6 Common Signs of Anxiety in Kids

Just like adults, kids can suffer from anxiety disorders. And since children are still growing, these disorders and the behaviors that come with them can be very serious.

Anxiety disorders aren’t just worrying too much; they have real symptoms that show signs of anxiety in kids. If you’re worried that your kid has anxiety, there are things to look out for.

That’s why we’ve put together this comprehensive guide so that you know what to watch out for and what to do if you think your child is struggling.

Let’s get started!

1. Excessive Worry

Excessive worry can be one of the most common signs of anxiety in kids. They may constantly worry about their family, school, grades, or anything else that is important to them. Some kids may rationalize that an event may never happen, yet in other instances, they may catastrophize a situation which adds to the anxiety.

Kids may also worry excessively about what others will think of them, and ruminate on worries and fears. Excessive worry can also interfere with a child’s life in other ways. Highly anxious kids may even have difficulty with self-care such as maintaining personal hygiene or following through with personal responsibilities.

What you can do is talk to your child and try to understand why they’re worried and create a safe space for them. Encourage them to talk about their worries and how they feel. Getting professional help from a mental health professional is also a great option.

2. Physical Symptoms

Physical symptoms of anxiety in kids can include increased heart rate, sweaty palms, nausea, headaches, and stomachaches. Difficulty concentrating and fidgeting due to restlessness is also a common symptom of anxiety in children. Muscle tension and fatigue can also be signs of an underlying issue.

Kids may have difficulty breathing, hyperventilating, and sweating. They might even feel like they are choking or having a heart attack. Many feel restless and experience difficulty sleeping, or sleeping too much, resulting in irritability.

Kids may even experience a lack of appetite, resulting in unexplained weight loss or gain. These physical symptoms are not exclusive to anxiety and can be associated with other medical issues, so it is important to talk to your pediatrician.

3. Avoidance Behavior

Kids may try to avoid people, places, or activities that make them feel anxious. This could include avoidance of physical or social situations, activities that involve public speaking, or playing with friends. Kids may also experience a heightened sense of fear or discomfort and may be reluctant to try new things.

Dataset items:

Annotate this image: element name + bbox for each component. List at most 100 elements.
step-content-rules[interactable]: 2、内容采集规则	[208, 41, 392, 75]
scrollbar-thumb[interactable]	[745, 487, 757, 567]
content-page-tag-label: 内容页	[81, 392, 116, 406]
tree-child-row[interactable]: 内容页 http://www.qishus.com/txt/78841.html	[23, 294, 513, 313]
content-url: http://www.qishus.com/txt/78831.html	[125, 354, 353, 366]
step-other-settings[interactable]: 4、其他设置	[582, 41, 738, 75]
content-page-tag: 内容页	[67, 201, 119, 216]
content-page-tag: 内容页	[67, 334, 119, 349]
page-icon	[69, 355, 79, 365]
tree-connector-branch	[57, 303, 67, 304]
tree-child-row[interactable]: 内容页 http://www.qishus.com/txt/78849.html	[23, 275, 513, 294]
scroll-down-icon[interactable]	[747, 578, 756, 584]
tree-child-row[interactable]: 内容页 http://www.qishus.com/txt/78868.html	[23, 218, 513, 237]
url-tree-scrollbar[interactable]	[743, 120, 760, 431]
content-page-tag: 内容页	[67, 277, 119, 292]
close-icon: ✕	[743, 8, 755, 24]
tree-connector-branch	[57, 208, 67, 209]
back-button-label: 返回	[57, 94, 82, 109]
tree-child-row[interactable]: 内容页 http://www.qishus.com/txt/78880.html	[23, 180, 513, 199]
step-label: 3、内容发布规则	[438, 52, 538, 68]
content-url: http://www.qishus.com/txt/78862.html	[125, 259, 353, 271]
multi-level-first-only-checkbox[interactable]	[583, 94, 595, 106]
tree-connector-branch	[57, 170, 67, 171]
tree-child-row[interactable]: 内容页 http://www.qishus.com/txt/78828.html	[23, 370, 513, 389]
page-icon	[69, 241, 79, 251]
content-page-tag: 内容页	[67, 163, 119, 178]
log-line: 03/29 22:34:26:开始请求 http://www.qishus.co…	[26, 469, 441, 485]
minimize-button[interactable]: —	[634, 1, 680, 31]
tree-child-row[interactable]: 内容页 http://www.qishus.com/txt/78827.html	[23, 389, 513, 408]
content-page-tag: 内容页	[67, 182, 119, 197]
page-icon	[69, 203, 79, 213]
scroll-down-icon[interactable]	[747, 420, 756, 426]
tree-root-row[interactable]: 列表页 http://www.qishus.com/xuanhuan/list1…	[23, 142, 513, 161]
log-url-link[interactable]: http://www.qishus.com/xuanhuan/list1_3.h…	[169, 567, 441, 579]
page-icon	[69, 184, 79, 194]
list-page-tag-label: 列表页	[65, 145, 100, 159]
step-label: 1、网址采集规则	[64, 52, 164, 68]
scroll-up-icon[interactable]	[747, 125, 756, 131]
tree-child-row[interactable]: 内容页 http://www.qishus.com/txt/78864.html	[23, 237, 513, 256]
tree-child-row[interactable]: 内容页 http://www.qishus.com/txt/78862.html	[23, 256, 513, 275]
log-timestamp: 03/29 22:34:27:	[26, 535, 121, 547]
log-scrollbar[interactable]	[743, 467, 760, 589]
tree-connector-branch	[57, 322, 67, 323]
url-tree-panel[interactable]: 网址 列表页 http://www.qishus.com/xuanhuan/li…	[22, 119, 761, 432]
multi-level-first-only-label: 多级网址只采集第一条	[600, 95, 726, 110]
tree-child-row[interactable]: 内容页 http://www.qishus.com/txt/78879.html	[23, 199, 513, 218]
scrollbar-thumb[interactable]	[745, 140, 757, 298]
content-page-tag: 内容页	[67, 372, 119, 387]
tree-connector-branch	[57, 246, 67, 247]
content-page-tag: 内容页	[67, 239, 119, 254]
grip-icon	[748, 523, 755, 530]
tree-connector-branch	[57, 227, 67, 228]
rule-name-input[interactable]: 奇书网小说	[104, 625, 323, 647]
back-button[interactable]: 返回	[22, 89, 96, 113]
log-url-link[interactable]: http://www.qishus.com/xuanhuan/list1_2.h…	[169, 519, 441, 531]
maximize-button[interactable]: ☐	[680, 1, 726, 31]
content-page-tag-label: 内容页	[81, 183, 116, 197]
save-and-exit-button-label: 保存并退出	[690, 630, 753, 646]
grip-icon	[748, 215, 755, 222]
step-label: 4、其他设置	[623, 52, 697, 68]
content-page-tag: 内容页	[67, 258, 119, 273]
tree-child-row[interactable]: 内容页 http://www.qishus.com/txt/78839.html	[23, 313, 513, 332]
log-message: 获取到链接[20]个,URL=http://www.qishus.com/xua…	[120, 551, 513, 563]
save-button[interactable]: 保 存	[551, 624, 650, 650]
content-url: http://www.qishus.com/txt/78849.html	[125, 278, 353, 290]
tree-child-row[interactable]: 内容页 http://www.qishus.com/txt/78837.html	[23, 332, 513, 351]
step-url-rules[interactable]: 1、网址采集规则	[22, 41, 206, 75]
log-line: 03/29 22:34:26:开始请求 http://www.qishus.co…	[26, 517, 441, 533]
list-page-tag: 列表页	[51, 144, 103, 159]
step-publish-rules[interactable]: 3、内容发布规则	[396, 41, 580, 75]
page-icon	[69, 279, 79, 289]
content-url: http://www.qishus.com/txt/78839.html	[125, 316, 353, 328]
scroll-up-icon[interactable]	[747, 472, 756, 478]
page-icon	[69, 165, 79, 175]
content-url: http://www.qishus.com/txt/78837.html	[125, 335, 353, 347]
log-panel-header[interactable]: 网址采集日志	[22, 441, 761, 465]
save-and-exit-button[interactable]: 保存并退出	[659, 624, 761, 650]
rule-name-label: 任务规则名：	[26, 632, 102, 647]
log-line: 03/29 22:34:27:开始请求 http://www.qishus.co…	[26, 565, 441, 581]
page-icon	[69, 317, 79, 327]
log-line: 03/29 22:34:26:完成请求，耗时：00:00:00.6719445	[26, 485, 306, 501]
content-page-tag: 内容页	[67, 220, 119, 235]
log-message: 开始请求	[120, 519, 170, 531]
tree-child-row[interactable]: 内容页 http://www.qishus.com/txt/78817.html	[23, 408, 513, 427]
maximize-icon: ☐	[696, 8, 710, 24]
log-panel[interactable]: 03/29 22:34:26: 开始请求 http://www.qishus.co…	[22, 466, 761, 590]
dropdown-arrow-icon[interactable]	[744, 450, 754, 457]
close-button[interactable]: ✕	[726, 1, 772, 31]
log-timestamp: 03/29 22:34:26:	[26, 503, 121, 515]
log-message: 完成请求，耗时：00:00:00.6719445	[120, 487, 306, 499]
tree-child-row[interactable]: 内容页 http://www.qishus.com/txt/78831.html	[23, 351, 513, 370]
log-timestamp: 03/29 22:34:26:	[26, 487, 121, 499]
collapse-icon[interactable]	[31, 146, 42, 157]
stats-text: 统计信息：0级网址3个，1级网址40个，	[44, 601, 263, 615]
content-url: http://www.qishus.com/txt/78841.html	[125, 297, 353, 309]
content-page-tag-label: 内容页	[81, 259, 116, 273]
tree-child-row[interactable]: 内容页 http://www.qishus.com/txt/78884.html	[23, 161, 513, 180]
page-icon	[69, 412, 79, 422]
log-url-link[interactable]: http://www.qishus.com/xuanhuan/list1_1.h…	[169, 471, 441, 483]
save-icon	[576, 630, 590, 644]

▸ **Using the information**
#1 Turn the paragraph of the guide on anxiety in kids that begins "Physical symptoms of anxiety in kids can include" into a short bulleted list that keeps its main facts.
#2 According to the guide on anxiety in kids, why should parents talk to their pediatrician about a child's physical symptoms? Answer in one to three sentences.

▸ **Results of the tasks**
#1
- Increased heart rate, sweaty palms, nausea, headaches, and stomachaches
- Difficulty concentrating and fidgeting from restlessness, which are common
- Muscle tension and fatigue, which can point to an underlying issue

#2 These physical symptoms are not found only with anxiety. They can also come from other medical issues, so a pediatrician should be consulted.